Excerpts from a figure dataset
╔══

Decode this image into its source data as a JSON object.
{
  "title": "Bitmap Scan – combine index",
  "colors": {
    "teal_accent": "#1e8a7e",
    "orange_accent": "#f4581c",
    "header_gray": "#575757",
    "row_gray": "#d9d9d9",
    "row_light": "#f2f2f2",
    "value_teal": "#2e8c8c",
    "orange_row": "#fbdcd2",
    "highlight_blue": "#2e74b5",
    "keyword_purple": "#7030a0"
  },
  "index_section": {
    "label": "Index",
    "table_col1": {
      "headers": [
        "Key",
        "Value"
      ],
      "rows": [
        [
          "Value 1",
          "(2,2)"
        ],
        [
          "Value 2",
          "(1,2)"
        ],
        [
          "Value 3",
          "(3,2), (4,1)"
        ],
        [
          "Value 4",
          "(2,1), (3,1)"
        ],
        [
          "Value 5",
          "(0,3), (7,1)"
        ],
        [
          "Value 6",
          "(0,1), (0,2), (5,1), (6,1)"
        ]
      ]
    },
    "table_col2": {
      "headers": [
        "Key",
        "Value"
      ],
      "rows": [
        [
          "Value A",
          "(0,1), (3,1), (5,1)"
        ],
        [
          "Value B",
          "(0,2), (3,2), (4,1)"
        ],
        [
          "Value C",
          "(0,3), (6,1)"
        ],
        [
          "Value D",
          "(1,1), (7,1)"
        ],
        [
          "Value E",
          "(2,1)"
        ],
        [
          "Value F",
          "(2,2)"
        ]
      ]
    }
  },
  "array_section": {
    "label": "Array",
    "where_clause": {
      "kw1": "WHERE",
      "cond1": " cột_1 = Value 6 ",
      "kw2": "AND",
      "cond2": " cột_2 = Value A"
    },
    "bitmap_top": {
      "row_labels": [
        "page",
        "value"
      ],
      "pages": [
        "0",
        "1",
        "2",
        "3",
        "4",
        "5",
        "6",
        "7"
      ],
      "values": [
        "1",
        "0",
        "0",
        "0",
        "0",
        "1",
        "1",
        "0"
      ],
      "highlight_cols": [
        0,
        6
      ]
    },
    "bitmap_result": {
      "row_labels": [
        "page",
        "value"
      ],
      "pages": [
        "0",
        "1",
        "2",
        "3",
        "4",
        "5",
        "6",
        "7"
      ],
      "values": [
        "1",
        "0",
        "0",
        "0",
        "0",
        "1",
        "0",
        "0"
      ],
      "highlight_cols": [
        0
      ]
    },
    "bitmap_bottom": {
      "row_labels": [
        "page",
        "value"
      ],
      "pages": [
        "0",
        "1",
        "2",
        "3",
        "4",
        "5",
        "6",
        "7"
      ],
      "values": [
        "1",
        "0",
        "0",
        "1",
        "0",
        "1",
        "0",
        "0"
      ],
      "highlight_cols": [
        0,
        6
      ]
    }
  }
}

╚══

Emit the records above again, exactly, with no line skipped.

Decode this image into its source data as a JSON object.
{
  "title": "Bitmap Scan – combine index",
  "colors": {
    "teal_accent": "#1e8a7e",
    "orange_accent": "#f4581c",
    "header_gray": "#575757",
    "row_gray": "#d9d9d9",
    "row_light": "#f2f2f2",
    "value_teal": "#2e8c8c",
    "orange_row": "#fbdcd2",
    "highlight_blue": "#2e74b5",
    "keyword_purple": "#7030a0"
  },
  "index_section": {
    "label": "Index",
    "table_col1": {
      "headers": [
        "Key",
        "Value"
      ],
      "rows": [
        [
          "Value 1",
          "(2,2)"
        ],
        [
          "Value 2",
          "(1,2)"
        ],
        [
          "Value 3",
          "(3,2), (4,1)"
        ],
        [
          "Value 4",
          "(2,1), (3,1)"
        ],
        [
          "Value 5",
          "(0,3), (7,1)"
        ],
        [
          "Value 6",
          "(0,1), (0,2), (5,1), (6,1)"
        ]
      ]
    },
    "table_col2": {
      "headers": [
        "Key",
        "Value"
      ],
      "rows": [
        [
          "Value A",
          "(0,1), (3,1), (5,1)"
        ],
        [
          "Value B",
          "(0,2), (3,2), (4,1)"
        ],
        [
          "Value C",
          "(0,3), (6,1)"
        ],
        [
          "Value D",
          "(1,1), (7,1)"
        ],
        [
          "Value E",
          "(2,1)"
        ],
        [
          "Value F",
          "(2,2)"
        ]
      ]
    }
  },
  "array_section": {
    "label": "Array",
    "where_clause": {
      "kw1": "WHERE",
      "cond1": " cột_1 = Value 6 ",
      "kw2": "AND",
      "cond2": " cột_2 = Value A"
    },
    "bitmap_top": {
      "row_labels": [
        "page",
        "value"
      ],
      "pages": [
        "0",
        "1",
        "2",
        "3",
        "4",
        "5",
        "6",
        "7"
      ],
      "values": [
        "1",
        "0",
        "0",
        "0",
        "0",
        "1",
        "1",
        "0"
      ],
      "highlight_cols": [
        0,
        6
      ]
    },
    "bitmap_result": {
      "row_labels": [
        "page",
        "value"
      ],
      "pages": [
        "0",
        "1",
        "2",
        "3",
        "4",
        "5",
        "6",
        "7"
      ],
      "values": [
        "1",
        "0",
        "0",
        "0",
        "0",
        "1",
        "0",
        "0"
      ],
      "highlight_cols": [
        0
      ]
    },
    "bitmap_bottom": {
      "row_labels": [
        "page",
        "value"
      ],
      "pages": [
        "0",
        "1",
        "2",
        "3",
        "4",
        "5",
        "6",
        "7"
      ],
      "values": [
        "1",
        "0",
        "0",
        "1",
        "0",
        "1",
        "0",
        "0"
      ],
      "highlight_cols": [
        0,
        6
      ]
    }
  }
}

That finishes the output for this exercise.